▶ [To do]
Say the number of lines containing the string "государственное", and say nothing else.

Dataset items
-- Start --
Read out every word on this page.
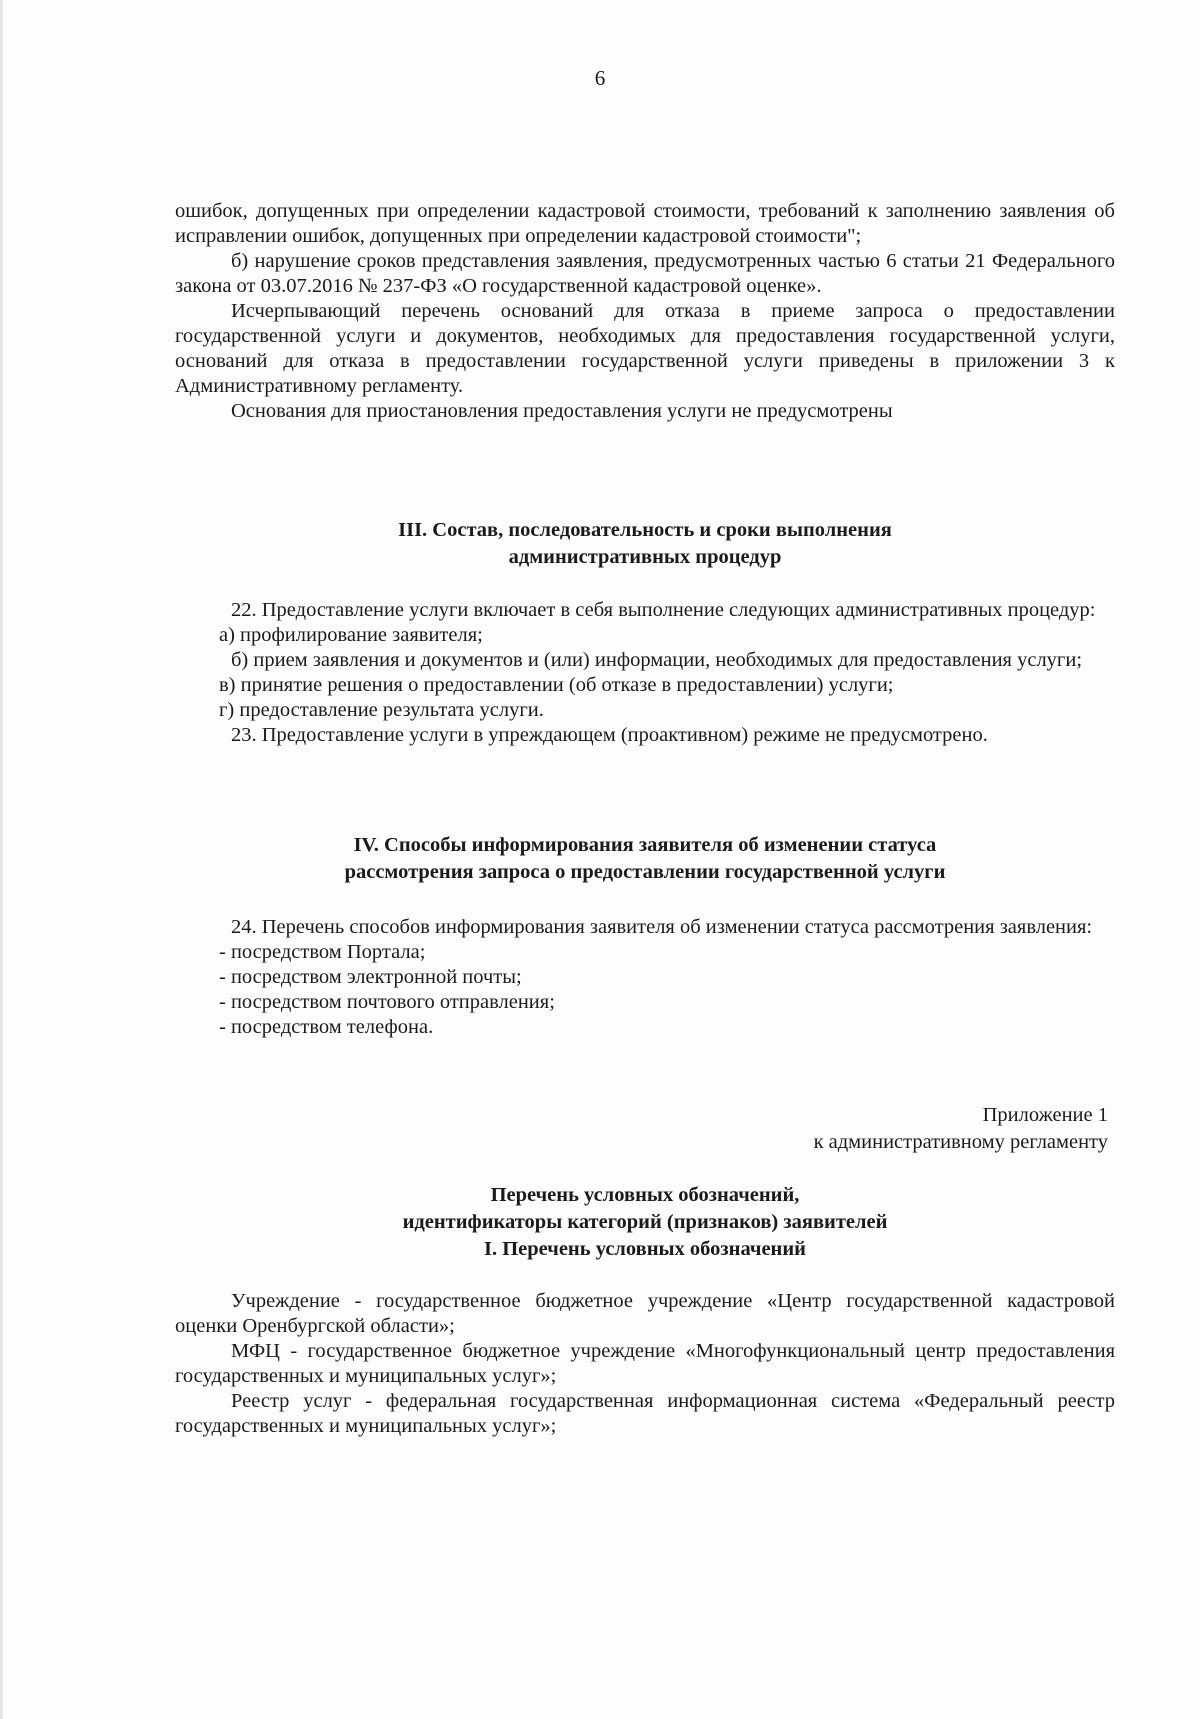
6

ошибок, допущенных при определении кадастровой стоимости, требований к заполнению заявления об исправлении ошибок, допущенных при определении кадастровой стоимости";

б) нарушение сроков представления заявления, предусмотренных частью 6 статьи 21 Федерального закона от 03.07.2016 № 237-ФЗ «О государственной кадастровой оценке».

Исчерпывающий перечень оснований для отказа в приеме запроса о предоставлении государственной услуги и документов, необходимых для предоставления государственной услуги, оснований для отказа в предоставлении государственной услуги приведены в приложении 3 к Административному регламенту.

Основания для приостановления предоставления услуги не предусмотрены

III. Состав, последовательность и сроки выполнения
административных процедур

22. Предоставление услуги включает в себя выполнение следующих административных процедур:

а) профилирование заявителя;

б) прием заявления и документов и (или) информации, необходимых для предоставления услуги;

в) принятие решения о предоставлении (об отказе в предоставлении) услуги;

г) предоставление результата услуги.

23. Предоставление услуги в упреждающем (проактивном) режиме не предусмотрено.

IV. Способы информирования заявителя об изменении статуса
рассмотрения запроса о предоставлении государственной услуги

24. Перечень способов информирования заявителя об изменении статуса рассмотрения заявления:

- посредством Портала;

- посредством электронной почты;

- посредством почтового отправления;

- посредством телефона.

Приложение 1
к административному регламенту
Перечень условных обозначений,
идентификаторы категорий (признаков) заявителей
I. Перечень условных обозначений

Учреждение - государственное бюджетное учреждение «Центр государственной кадастровой оценки Оренбургской области»;

МФЦ - государственное бюджетное учреждение «Многофункциональный центр предоставления государственных и муниципальных услуг»;

Реестр услуг - федеральная государственная информационная система «Федеральный реестр государственных и муниципальных услуг»;
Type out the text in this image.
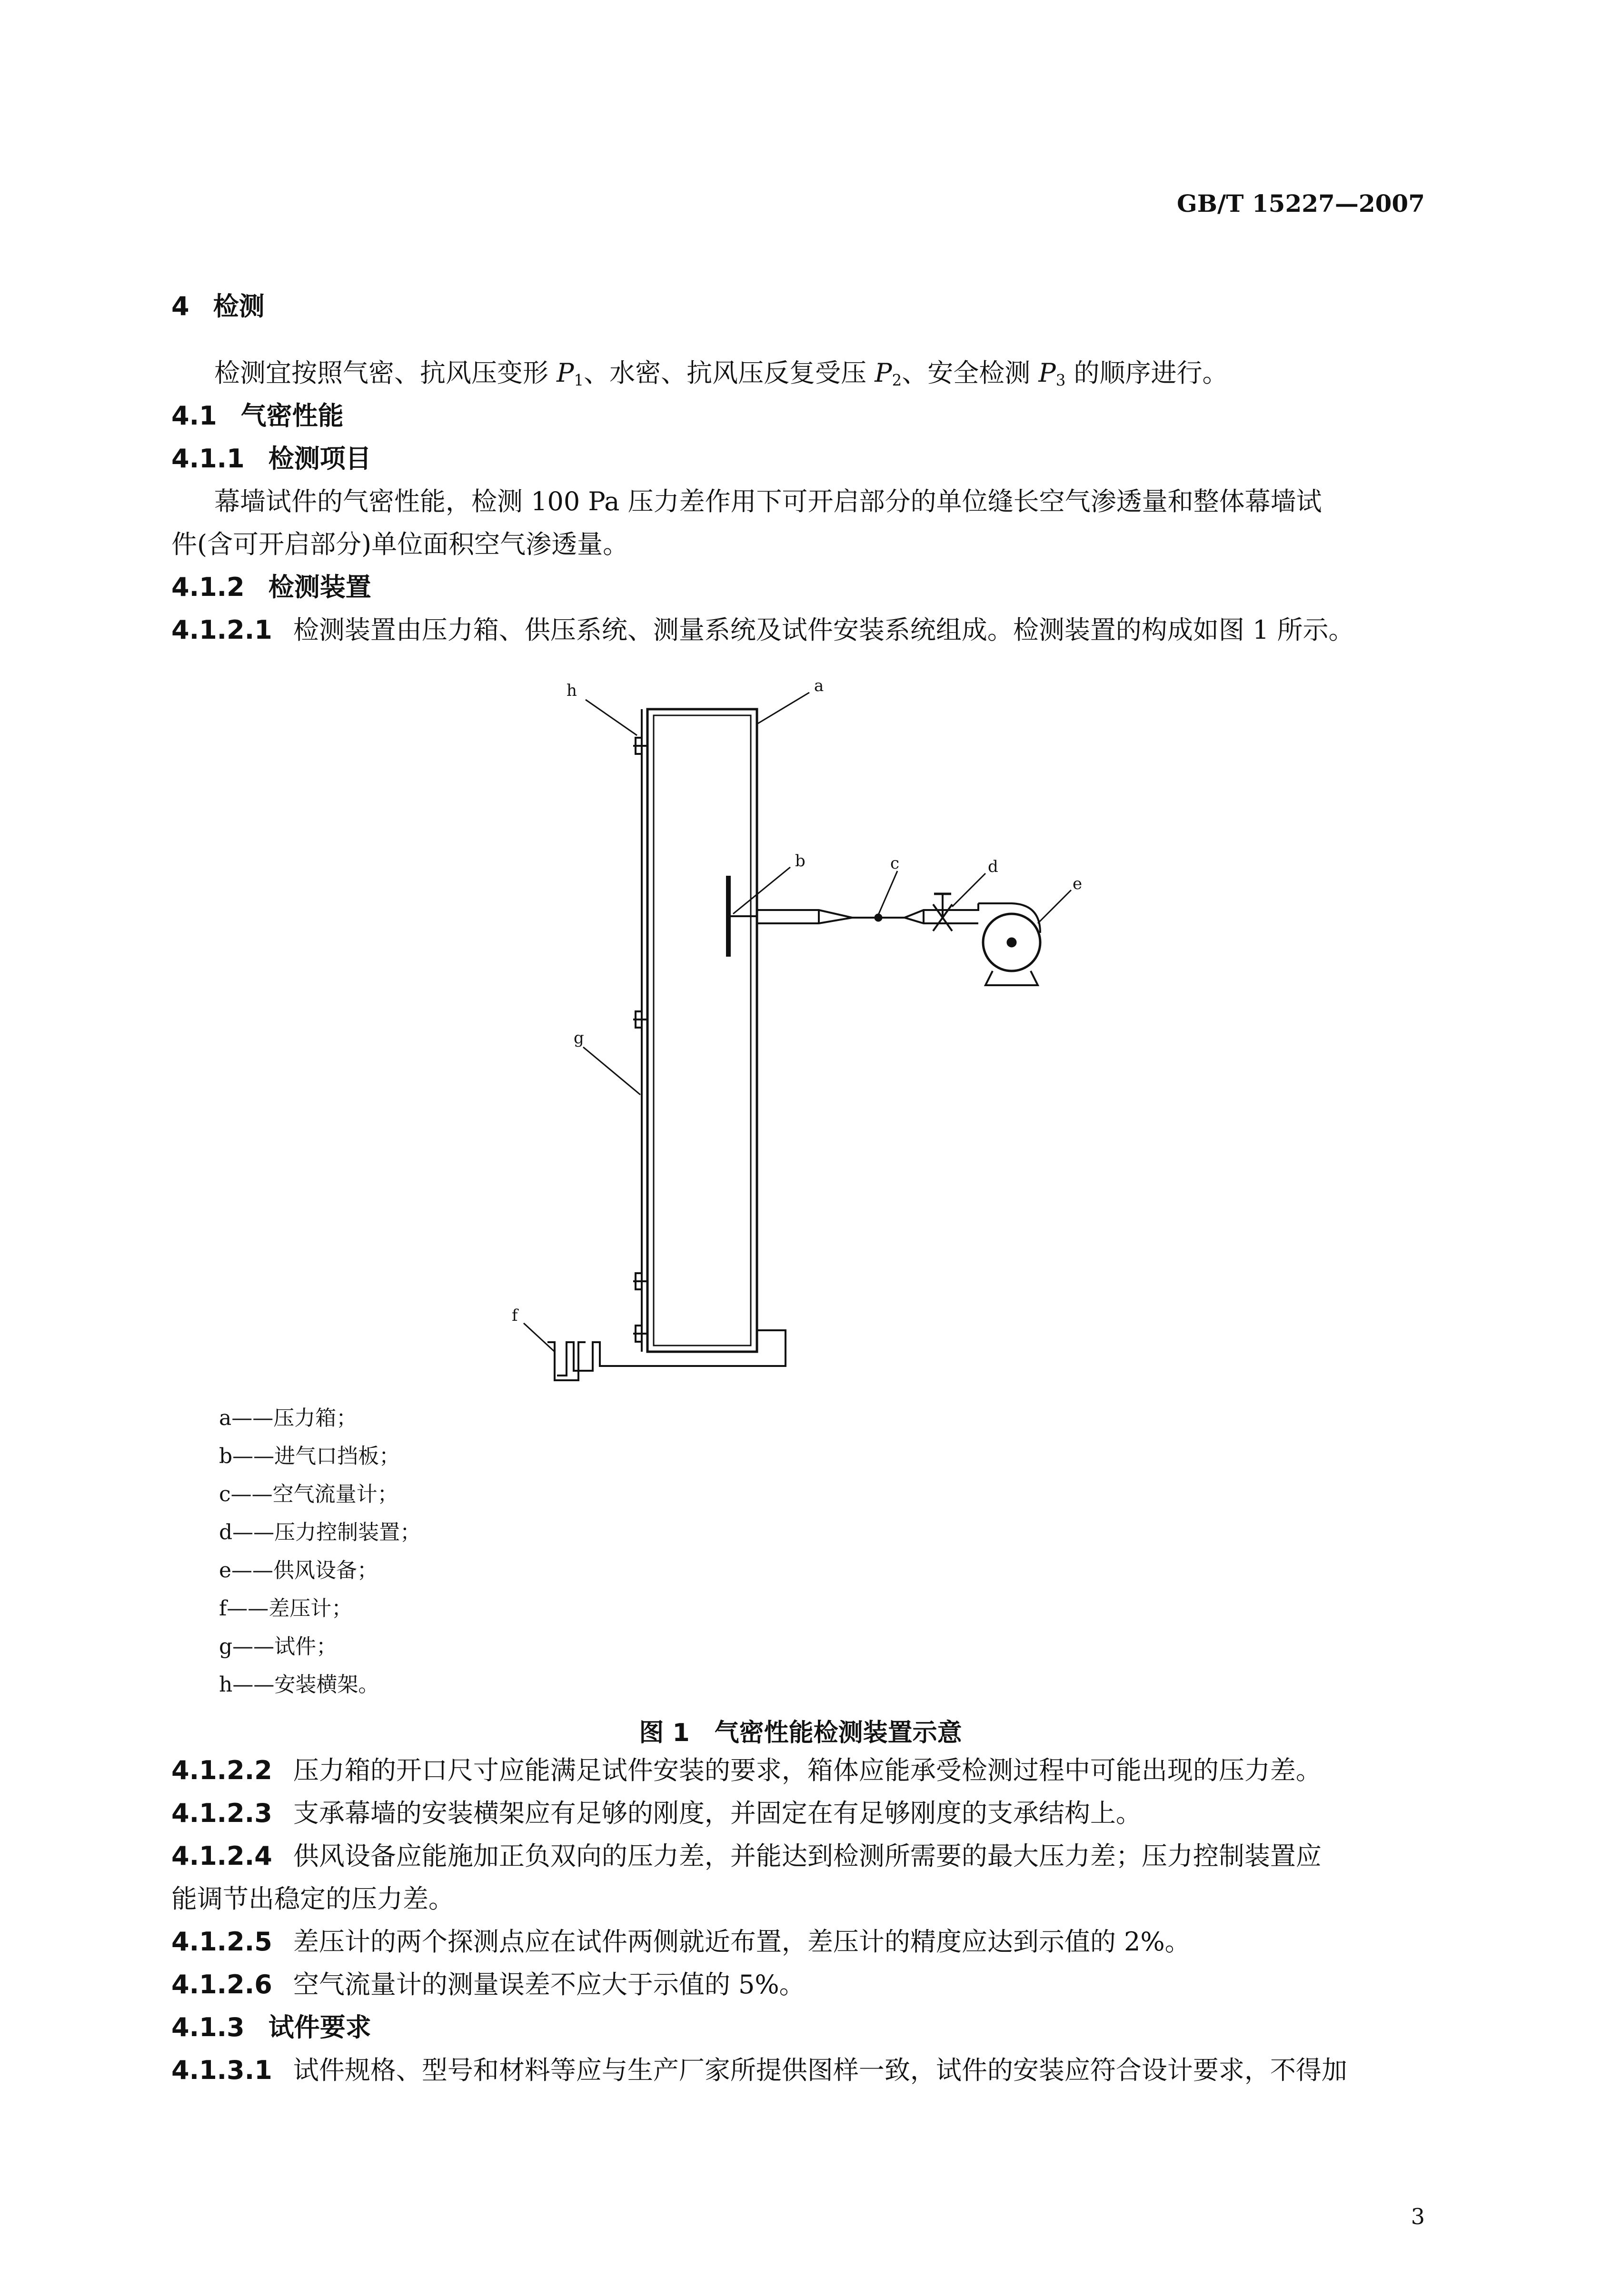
GB/T 15227—2007
4 检测
检测宜按照气密、抗风压变形 $P_1$、水密、抗风压反复受压 $P_2$、安全检测 $P_3$ 的顺序进行。
4.1 气密性能
4.1.1 检测项目
幕墙试件的气密性能，检测 100 Pa 压力差作用下可开启部分的单位缝长空气渗透量和整体幕墙试
件(含可开启部分)单位面积空气渗透量。
4.1.2 检测装置
4.1.2.1 检测装置由压力箱、供压系统、测量系统及试件安装系统组成。检测装置的构成如图 1 所示。
h	a
b	c	d
e
g
f
a——压力箱；
b——进气口挡板；
c——空气流量计；
d——压力控制装置；
e——供风设备；
f——差压计；
g——试件；
h——安装横架。
图 1　气密性能检测装置示意
4.1.2.2 压力箱的开口尺寸应能满足试件安装的要求，箱体应能承受检测过程中可能出现的压力差。
4.1.2.3 支承幕墙的安装横架应有足够的刚度，并固定在有足够刚度的支承结构上。
4.1.2.4 供风设备应能施加正负双向的压力差，并能达到检测所需要的最大压力差；压力控制装置应
能调节出稳定的压力差。
4.1.2.5 差压计的两个探测点应在试件两侧就近布置，差压计的精度应达到示值的 2%。
4.1.2.6 空气流量计的测量误差不应大于示值的 5%。
4.1.3 试件要求
4.1.3.1 试件规格、型号和材料等应与生产厂家所提供图样一致，试件的安装应符合设计要求，不得加
3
-- End --
▶ [Task solution]
2